Reproduce the lines of the records below from the line with "43, 809, 473]" to the line with "491, 319, 508]", including both of those lines.

>> start EXERCISE INPUT

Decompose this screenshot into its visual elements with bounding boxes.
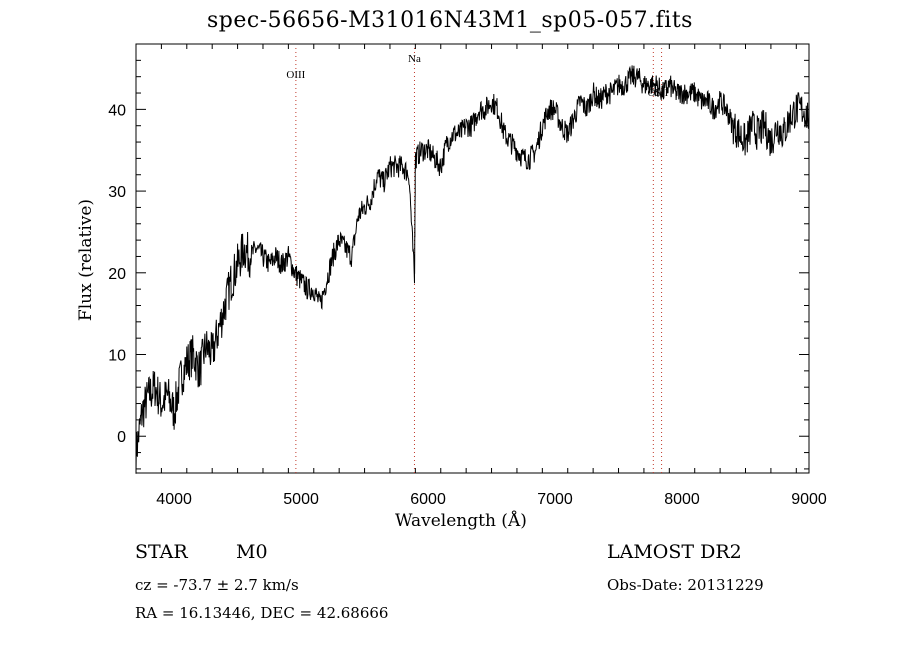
tick-marks	[135, 43, 809, 473]
y-tick-label: 10	[108, 348, 126, 365]
x-axis-label: Wavelength (Å)	[395, 511, 527, 531]
sky-coordinates: RA = 16.13446, DEC = 42.68666	[135, 604, 389, 622]
y-tick-label: 20	[108, 266, 126, 283]
object-class: STAR	[135, 541, 188, 563]
line-marker-label: OI	[648, 87, 660, 99]
survey-name: LAMOST DR2	[607, 541, 742, 563]
tick-labels: 4000 5000 6000 7000 8000 9000 0 10 20 30 40	[108, 102, 827, 508]
chart-title: spec-56656-M31016N43M1_sp05-057.fits	[207, 8, 693, 33]
plot-frame	[135, 43, 810, 474]
y-tick-label: 30	[108, 184, 126, 201]
object-subclass: M0	[236, 541, 268, 563]
plot-frame-group	[135, 43, 810, 474]
x-tick-label: 5000	[283, 491, 319, 508]
x-tick-label: 6000	[410, 491, 446, 508]
y-tick-label: 40	[108, 102, 126, 119]
observation-date: Obs-Date: 20131229	[607, 576, 764, 594]
line-marker-label: Na	[408, 53, 421, 65]
redshift-velocity: cz = -73.7 ± 2.7 km/s	[135, 576, 299, 594]
x-tick-label: 7000	[537, 491, 573, 508]
y-tick-label: 0	[117, 429, 126, 446]
x-tick-label: 8000	[664, 491, 700, 508]
y-axis-label: Flux (relative)	[76, 198, 96, 322]
spectrum-series-line	[135, 65, 810, 474]
x-tick-label: 9000	[791, 491, 827, 508]
line-marker-label: OIII	[286, 69, 305, 81]
x-tick-label: 4000	[156, 491, 192, 508]
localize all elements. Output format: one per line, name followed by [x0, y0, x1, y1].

>> end EXERCISE INPUT

• _TASK RESPONSE_:
tick-marks	[135, 43, 809, 473]
y-tick-label: 10	[108, 348, 126, 365]
x-axis-label: Wavelength (Å)	[395, 511, 527, 531]
sky-coordinates: RA = 16.13446, DEC = 42.68666	[135, 604, 389, 622]
y-tick-label: 20	[108, 266, 126, 283]
object-class: STAR	[135, 541, 188, 563]
line-marker-label: OI	[648, 87, 660, 99]
survey-name: LAMOST DR2	[607, 541, 742, 563]
tick-labels: 4000 5000 6000 7000 8000 9000 0 10 20 30 40	[108, 102, 827, 508]
chart-title: spec-56656-M31016N43M1_sp05-057.fits	[207, 8, 693, 33]
plot-frame	[135, 43, 810, 474]
y-tick-label: 30	[108, 184, 126, 201]
object-subclass: M0	[236, 541, 268, 563]
plot-frame-group	[135, 43, 810, 474]
x-tick-label: 5000	[283, 491, 319, 508]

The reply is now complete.